======== Stored rows ========

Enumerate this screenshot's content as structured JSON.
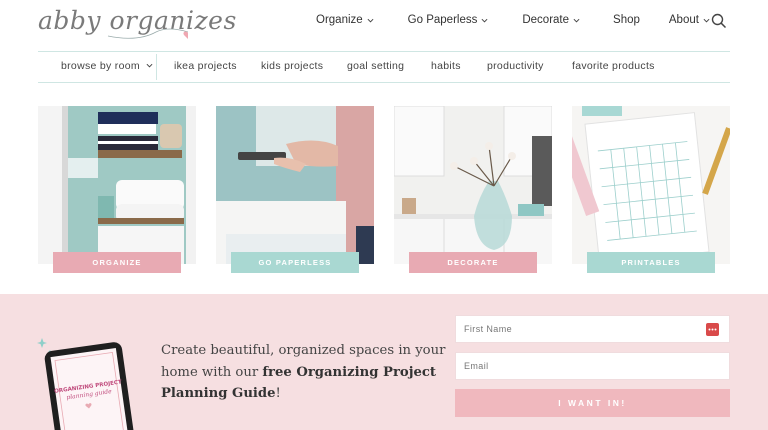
{
  "brand": {
    "logo_text": "abby organizes"
  },
  "main_nav": [
    {
      "label": "Organize",
      "has_menu": true
    },
    {
      "label": "Go Paperless",
      "has_menu": true
    },
    {
      "label": "Decorate",
      "has_menu": true
    },
    {
      "label": "Shop",
      "has_menu": false
    },
    {
      "label": "About",
      "has_menu": true
    }
  ],
  "sub_nav": {
    "browse_label": "browse by room",
    "links": [
      "ikea projects",
      "kids projects",
      "goal setting",
      "habits",
      "productivity",
      "favorite products"
    ]
  },
  "tiles": [
    {
      "label": "ORGANIZE",
      "color": "#e8aab3"
    },
    {
      "label": "GO PAPERLESS",
      "color": "#a9d8d2"
    },
    {
      "label": "DECORATE",
      "color": "#e8aab3"
    },
    {
      "label": "PRINTABLES",
      "color": "#a9d8d2"
    }
  ],
  "optin": {
    "text_plain": "Create beautiful, organized spaces in your home with our ",
    "text_bold": "free Organizing Project Planning Guide",
    "text_end": "!",
    "ebook_title": "ORGANIZING PROJECT",
    "ebook_subtitle": "planning guide",
    "first_name_placeholder": "First Name",
    "email_placeholder": "Email",
    "submit_label": "I WANT IN!"
  },
  "colors": {
    "band": "#f6dfe1",
    "accent_pink": "#e8aab3",
    "accent_teal": "#a9d8d2",
    "button": "#f0b8be"
  }
}
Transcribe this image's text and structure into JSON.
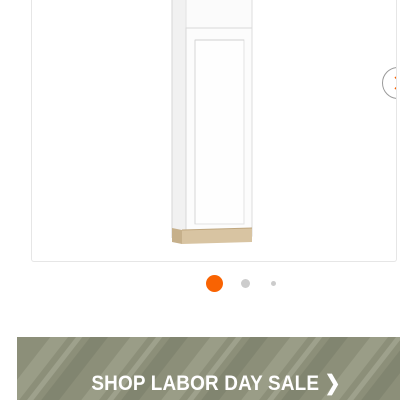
{
  "product_carousel": {
    "next_icon": "chevron-right-icon",
    "accent_color": "#f96302",
    "slide_count": 3,
    "active_slide": 1
  },
  "promo_banner": {
    "label": "SHOP LABOR DAY SALE ❯",
    "background_color": "#8c8f79"
  }
}
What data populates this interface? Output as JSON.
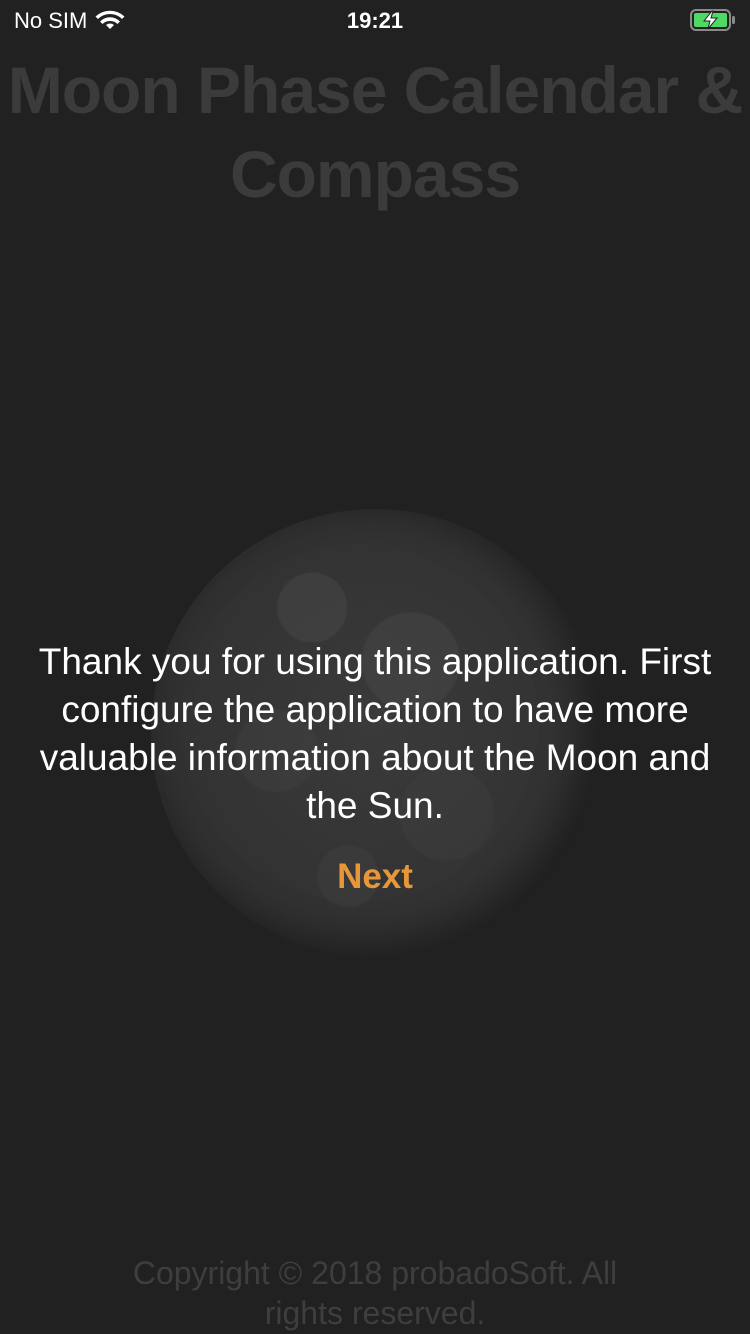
{
  "status_bar": {
    "carrier": "No SIM",
    "time": "19:21",
    "wifi_icon": "wifi-icon",
    "battery_icon": "battery-charging-icon",
    "battery_color": "#4cd964"
  },
  "header": {
    "title": "Moon Phase Calendar & Compass"
  },
  "main": {
    "moon_image": "full-moon-image",
    "message": "Thank you for using this application. First configure the application to have more valuable information about the Moon and the Sun.",
    "next_label": "Next",
    "accent_color": "#e8963a"
  },
  "footer": {
    "copyright": "Copyright © 2018 probadoSoft. All rights reserved."
  }
}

========

Task: Produce an exact copy of each line of data, skipping embedded images.

The completed task:
Enumerate this screenshot's content as structured JSON.
{
  "brand": {
    "logo_text": "abby organizes"
  },
  "main_nav": [
    {
      "label": "Organize",
      "has_menu": true
    },
    {
      "label": "Go Paperless",
      "has_menu": true
    },
    {
      "label": "Decorate",
      "has_menu": true
    },
    {
      "label": "Shop",
      "has_menu": false
    },
    {
      "label": "About",
      "has_menu": true
    }
  ],
  "sub_nav": {
    "browse_label": "browse by room",
    "links": [
      "ikea projects",
      "kids projects",
      "goal setting",
      "habits",
      "productivity",
      "favorite products"
    ]
  },
  "tiles": [
    {
      "label": "ORGANIZE",
      "color": "#e8aab3"
    },
    {
      "label": "GO PAPERLESS",
      "color": "#a9d8d2"
    },
    {
      "label": "DECORATE",
      "color": "#e8aab3"
    },
    {
      "label": "PRINTABLES",
      "color": "#a9d8d2"
    }
  ],
  "optin": {
    "text_plain": "Create beautiful, organized spaces in your home with our ",
    "text_bold": "free Organizing Project Planning Guide",
    "text_end": "!",
    "ebook_title": "ORGANIZING PROJECT",
    "ebook_subtitle": "planning guide",
    "first_name_placeholder": "First Name",
    "email_placeholder": "Email",
    "submit_label": "I WANT IN!"
  },
  "colors": {
    "band": "#f6dfe1",
    "accent_pink": "#e8aab3",
    "accent_teal": "#a9d8d2",
    "button": "#f0b8be"
  }
}
Transcribe this image's text and structure into JSON.
{
  "product_carousel": {
    "next_icon": "chevron-right-icon",
    "accent_color": "#f96302",
    "slide_count": 3,
    "active_slide": 1
  },
  "promo_banner": {
    "label": "SHOP LABOR DAY SALE ❯",
    "background_color": "#8c8f79"
  }
}
What data populates this interface? Output as JSON.
{
  "status_bar": {
    "carrier": "No SIM",
    "time": "19:21",
    "wifi_icon": "wifi-icon",
    "battery_icon": "battery-charging-icon",
    "battery_color": "#4cd964"
  },
  "header": {
    "title": "Moon Phase Calendar & Compass"
  },
  "main": {
    "moon_image": "full-moon-image",
    "message": "Thank you for using this application. First configure the application to have more valuable information about the Moon and the Sun.",
    "next_label": "Next",
    "accent_color": "#e8963a"
  },
  "footer": {
    "copyright": "Copyright © 2018 probadoSoft. All rights reserved."
  }
}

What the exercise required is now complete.